**Reading passage**

========

Except for the estimate on \(\Vert \partial _{tt} y \Vert _{L^2({I}, V^*)}\), the claim follows from [37, Theorem 3.8.2, page 275], where we observe that due to our assumption on \(u\in {\hat{U}}\), the energy is coercive with respect to the seminorm in V; see also [23, Theorem 2.4.5]. The constant \(C_1\) depends on \({\underline{u}}\) and \({\overline{u}}\), but is otherwise independent of \(u\in {\hat{U}}\).

========

**Supplied data**
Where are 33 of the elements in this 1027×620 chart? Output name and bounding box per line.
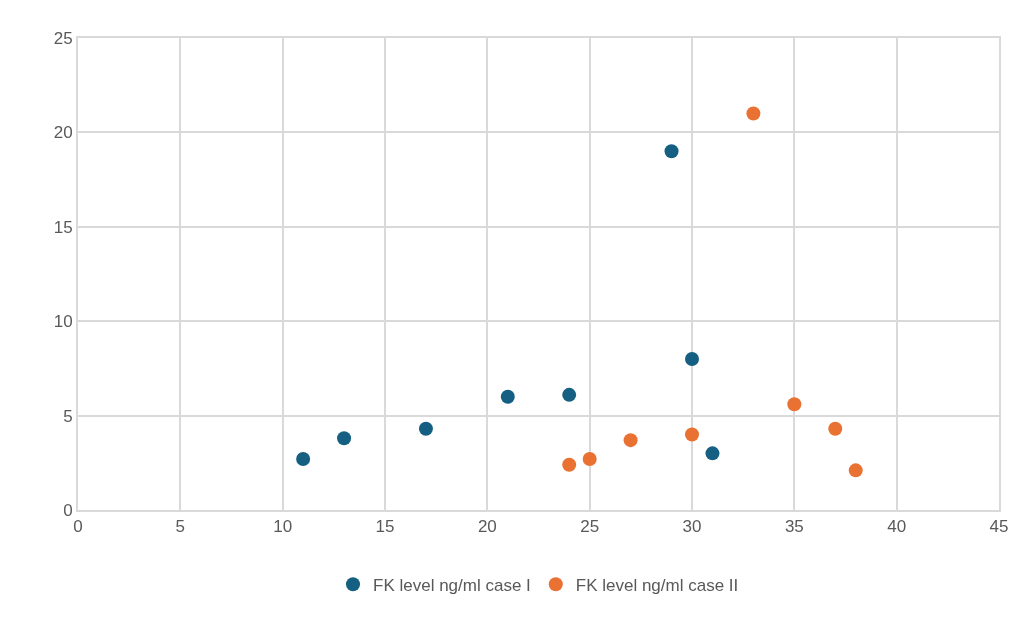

========

**What you have to do**
Answer the following questions about the proof excerpt.
(a) Which page of reference [37] is cited for Theorem 3.8.2?
(b) With respect to what is the energy said to be coercive?
(c) On which two quantities does the constant C₁ depend?

**Worked answer**
(a) Page 275.
(b) The seminorm in V.
(c) u̲ (u underline) and ū (u overline).